Task data =

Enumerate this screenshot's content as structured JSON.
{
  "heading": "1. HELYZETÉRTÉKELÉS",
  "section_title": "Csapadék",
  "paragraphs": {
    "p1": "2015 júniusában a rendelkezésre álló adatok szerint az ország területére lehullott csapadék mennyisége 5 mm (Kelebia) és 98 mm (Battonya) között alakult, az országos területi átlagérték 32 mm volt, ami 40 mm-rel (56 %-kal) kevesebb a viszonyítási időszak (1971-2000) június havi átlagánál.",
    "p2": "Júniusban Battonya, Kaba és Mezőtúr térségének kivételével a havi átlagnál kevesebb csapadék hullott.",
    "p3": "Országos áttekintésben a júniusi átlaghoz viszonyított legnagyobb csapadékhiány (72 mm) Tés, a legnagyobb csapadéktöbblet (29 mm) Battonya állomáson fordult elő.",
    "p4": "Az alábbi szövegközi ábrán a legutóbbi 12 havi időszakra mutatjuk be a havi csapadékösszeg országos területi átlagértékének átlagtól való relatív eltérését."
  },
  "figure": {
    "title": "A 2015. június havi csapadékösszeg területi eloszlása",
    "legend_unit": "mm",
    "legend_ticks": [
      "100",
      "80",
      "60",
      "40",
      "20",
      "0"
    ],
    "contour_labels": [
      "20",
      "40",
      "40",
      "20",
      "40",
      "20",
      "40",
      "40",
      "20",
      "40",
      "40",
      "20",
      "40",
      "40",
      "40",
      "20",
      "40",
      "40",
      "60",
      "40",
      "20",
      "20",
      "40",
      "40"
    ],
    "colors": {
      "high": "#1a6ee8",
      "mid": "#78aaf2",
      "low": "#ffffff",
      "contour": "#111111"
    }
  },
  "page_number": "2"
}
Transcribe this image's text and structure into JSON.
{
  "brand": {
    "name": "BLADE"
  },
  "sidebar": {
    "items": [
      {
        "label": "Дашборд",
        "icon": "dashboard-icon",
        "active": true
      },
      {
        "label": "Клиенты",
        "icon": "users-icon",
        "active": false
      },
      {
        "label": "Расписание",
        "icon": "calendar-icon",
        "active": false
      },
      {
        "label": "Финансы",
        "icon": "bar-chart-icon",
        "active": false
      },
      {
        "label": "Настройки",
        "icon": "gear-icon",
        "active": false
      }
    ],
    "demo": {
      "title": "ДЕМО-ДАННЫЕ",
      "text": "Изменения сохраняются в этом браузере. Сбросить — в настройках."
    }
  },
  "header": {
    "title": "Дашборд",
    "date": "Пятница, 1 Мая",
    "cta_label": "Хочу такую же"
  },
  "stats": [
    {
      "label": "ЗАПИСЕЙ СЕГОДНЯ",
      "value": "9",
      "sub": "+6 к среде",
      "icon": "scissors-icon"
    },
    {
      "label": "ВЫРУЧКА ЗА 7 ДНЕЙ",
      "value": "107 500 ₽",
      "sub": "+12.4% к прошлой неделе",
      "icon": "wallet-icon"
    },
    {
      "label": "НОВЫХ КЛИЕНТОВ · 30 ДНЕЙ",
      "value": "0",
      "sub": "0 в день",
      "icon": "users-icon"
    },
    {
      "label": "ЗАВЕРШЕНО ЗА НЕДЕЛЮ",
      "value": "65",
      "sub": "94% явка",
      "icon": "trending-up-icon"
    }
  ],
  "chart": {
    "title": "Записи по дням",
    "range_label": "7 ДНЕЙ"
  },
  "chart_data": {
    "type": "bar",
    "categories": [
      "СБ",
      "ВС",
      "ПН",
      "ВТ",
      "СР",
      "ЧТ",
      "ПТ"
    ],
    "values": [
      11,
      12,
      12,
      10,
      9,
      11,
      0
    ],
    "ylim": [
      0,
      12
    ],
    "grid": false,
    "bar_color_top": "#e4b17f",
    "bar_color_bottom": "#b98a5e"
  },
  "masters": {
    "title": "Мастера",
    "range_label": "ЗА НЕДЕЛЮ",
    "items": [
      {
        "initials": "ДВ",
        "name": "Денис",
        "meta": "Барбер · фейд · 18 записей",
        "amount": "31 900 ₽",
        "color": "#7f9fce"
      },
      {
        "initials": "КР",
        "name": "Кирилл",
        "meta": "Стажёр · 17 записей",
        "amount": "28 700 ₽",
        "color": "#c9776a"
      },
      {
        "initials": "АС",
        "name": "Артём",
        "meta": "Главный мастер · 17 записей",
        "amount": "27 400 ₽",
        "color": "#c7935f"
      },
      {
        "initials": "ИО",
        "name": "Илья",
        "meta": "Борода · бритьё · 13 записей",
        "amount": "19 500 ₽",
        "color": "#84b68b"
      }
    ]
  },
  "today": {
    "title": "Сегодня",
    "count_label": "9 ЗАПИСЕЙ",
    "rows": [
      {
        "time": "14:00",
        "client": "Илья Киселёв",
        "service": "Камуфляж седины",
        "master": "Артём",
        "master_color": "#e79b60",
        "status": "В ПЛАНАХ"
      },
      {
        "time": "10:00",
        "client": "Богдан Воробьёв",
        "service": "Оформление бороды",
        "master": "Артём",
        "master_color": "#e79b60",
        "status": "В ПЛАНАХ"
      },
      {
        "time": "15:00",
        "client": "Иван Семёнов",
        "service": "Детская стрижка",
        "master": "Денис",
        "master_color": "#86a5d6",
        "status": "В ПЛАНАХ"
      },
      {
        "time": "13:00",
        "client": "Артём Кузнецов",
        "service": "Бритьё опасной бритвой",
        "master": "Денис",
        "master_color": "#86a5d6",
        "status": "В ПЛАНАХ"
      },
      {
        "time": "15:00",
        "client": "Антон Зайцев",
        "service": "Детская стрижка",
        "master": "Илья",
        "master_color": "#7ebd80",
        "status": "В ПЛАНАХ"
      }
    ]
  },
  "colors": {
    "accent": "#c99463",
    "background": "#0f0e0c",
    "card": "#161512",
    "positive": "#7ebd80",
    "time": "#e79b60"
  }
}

What you will do = Reproduce the listing in full. Keep it exactly as written.

The answer =
Enumerate this screenshot's content as structured JSON.
{
  "heading": "1. HELYZETÉRTÉKELÉS",
  "section_title": "Csapadék",
  "paragraphs": {
    "p1": "2015 júniusában a rendelkezésre álló adatok szerint az ország területére lehullott csapadék mennyisége 5 mm (Kelebia) és 98 mm (Battonya) között alakult, az országos területi átlagérték 32 mm volt, ami 40 mm-rel (56 %-kal) kevesebb a viszonyítási időszak (1971-2000) június havi átlagánál.",
    "p2": "Júniusban Battonya, Kaba és Mezőtúr térségének kivételével a havi átlagnál kevesebb csapadék hullott.",
    "p3": "Országos áttekintésben a júniusi átlaghoz viszonyított legnagyobb csapadékhiány (72 mm) Tés, a legnagyobb csapadéktöbblet (29 mm) Battonya állomáson fordult elő.",
    "p4": "Az alábbi szövegközi ábrán a legutóbbi 12 havi időszakra mutatjuk be a havi csapadékösszeg országos területi átlagértékének átlagtól való relatív eltérését."
  },
  "figure": {
    "title": "A 2015. június havi csapadékösszeg területi eloszlása",
    "legend_unit": "mm",
    "legend_ticks": [
      "100",
      "80",
      "60",
      "40",
      "20",
      "0"
    ],
    "contour_labels": [
      "20",
      "40",
      "40",
      "20",
      "40",
      "20",
      "40",
      "40",
      "20",
      "40",
      "40",
      "20",
      "40",
      "40",
      "40",
      "20",
      "40",
      "40",
      "60",
      "40",
      "20",
      "20",
      "40",
      "40"
    ],
    "colors": {
      "high": "#1a6ee8",
      "mid": "#78aaf2",
      "low": "#ffffff",
      "contour": "#111111"
    }
  },
  "page_number": "2"
}
Transcribe this image's text and structure into JSON.
{
  "brand": {
    "name": "BLADE"
  },
  "sidebar": {
    "items": [
      {
        "label": "Дашборд",
        "icon": "dashboard-icon",
        "active": true
      },
      {
        "label": "Клиенты",
        "icon": "users-icon",
        "active": false
      },
      {
        "label": "Расписание",
        "icon": "calendar-icon",
        "active": false
      },
      {
        "label": "Финансы",
        "icon": "bar-chart-icon",
        "active": false
      },
      {
        "label": "Настройки",
        "icon": "gear-icon",
        "active": false
      }
    ],
    "demo": {
      "title": "ДЕМО-ДАННЫЕ",
      "text": "Изменения сохраняются в этом браузере. Сбросить — в настройках."
    }
  },
  "header": {
    "title": "Дашборд",
    "date": "Пятница, 1 Мая",
    "cta_label": "Хочу такую же"
  },
  "stats": [
    {
      "label": "ЗАПИСЕЙ СЕГОДНЯ",
      "value": "9",
      "sub": "+6 к среде",
      "icon": "scissors-icon"
    },
    {
      "label": "ВЫРУЧКА ЗА 7 ДНЕЙ",
      "value": "107 500 ₽",
      "sub": "+12.4% к прошлой неделе",
      "icon": "wallet-icon"
    },
    {
      "label": "НОВЫХ КЛИЕНТОВ · 30 ДНЕЙ",
      "value": "0",
      "sub": "0 в день",
      "icon": "users-icon"
    },
    {
      "label": "ЗАВЕРШЕНО ЗА НЕДЕЛЮ",
      "value": "65",
      "sub": "94% явка",
      "icon": "trending-up-icon"
    }
  ],
  "chart": {
    "title": "Записи по дням",
    "range_label": "7 ДНЕЙ"
  },
  "chart_data": {
    "type": "bar",
    "categories": [
      "СБ",
      "ВС",
      "ПН",
      "ВТ",
      "СР",
      "ЧТ",
      "ПТ"
    ],
    "values": [
      11,
      12,
      12,
      10,
      9,
      11,
      0
    ],
    "ylim": [
      0,
      12
    ],
    "grid": false,
    "bar_color_top": "#e4b17f",
    "bar_color_bottom": "#b98a5e"
  },
  "masters": {
    "title": "Мастера",
    "range_label": "ЗА НЕДЕЛЮ",
    "items": [
      {
        "initials": "ДВ",
        "name": "Денис",
        "meta": "Барбер · фейд · 18 записей",
        "amount": "31 900 ₽",
        "color": "#7f9fce"
      },
      {
        "initials": "КР",
        "name": "Кирилл",
        "meta": "Стажёр · 17 записей",
        "amount": "28 700 ₽",
        "color": "#c9776a"
      },
      {
        "initials": "АС",
        "name": "Артём",
        "meta": "Главный мастер · 17 записей",
        "amount": "27 400 ₽",
        "color": "#c7935f"
      },
      {
        "initials": "ИО",
        "name": "Илья",
        "meta": "Борода · бритьё · 13 записей",
        "amount": "19 500 ₽",
        "color": "#84b68b"
      }
    ]
  },
  "today": {
    "title": "Сегодня",
    "count_label": "9 ЗАПИСЕЙ",
    "rows": [
      {
        "time": "14:00",
        "client": "Илья Киселёв",
        "service": "Камуфляж седины",
        "master": "Артём",
        "master_color": "#e79b60",
        "status": "В ПЛАНАХ"
      },
      {
        "time": "10:00",
        "client": "Богдан Воробьёв",
        "service": "Оформление бороды",
        "master": "Артём",
        "master_color": "#e79b60",
        "status": "В ПЛАНАХ"
      },
      {
        "time": "15:00",
        "client": "Иван Семёнов",
        "service": "Детская стрижка",
        "master": "Денис",
        "master_color": "#86a5d6",
        "status": "В ПЛАНАХ"
      },
      {
        "time": "13:00",
        "client": "Артём Кузнецов",
        "service": "Бритьё опасной бритвой",
        "master": "Денис",
        "master_color": "#86a5d6",
        "status": "В ПЛАНАХ"
      },
      {
        "time": "15:00",
        "client": "Антон Зайцев",
        "service": "Детская стрижка",
        "master": "Илья",
        "master_color": "#7ebd80",
        "status": "В ПЛАНАХ"
      }
    ]
  },
  "colors": {
    "accent": "#c99463",
    "background": "#0f0e0c",
    "card": "#161512",
    "positive": "#7ebd80",
    "time": "#e79b60"
  }
}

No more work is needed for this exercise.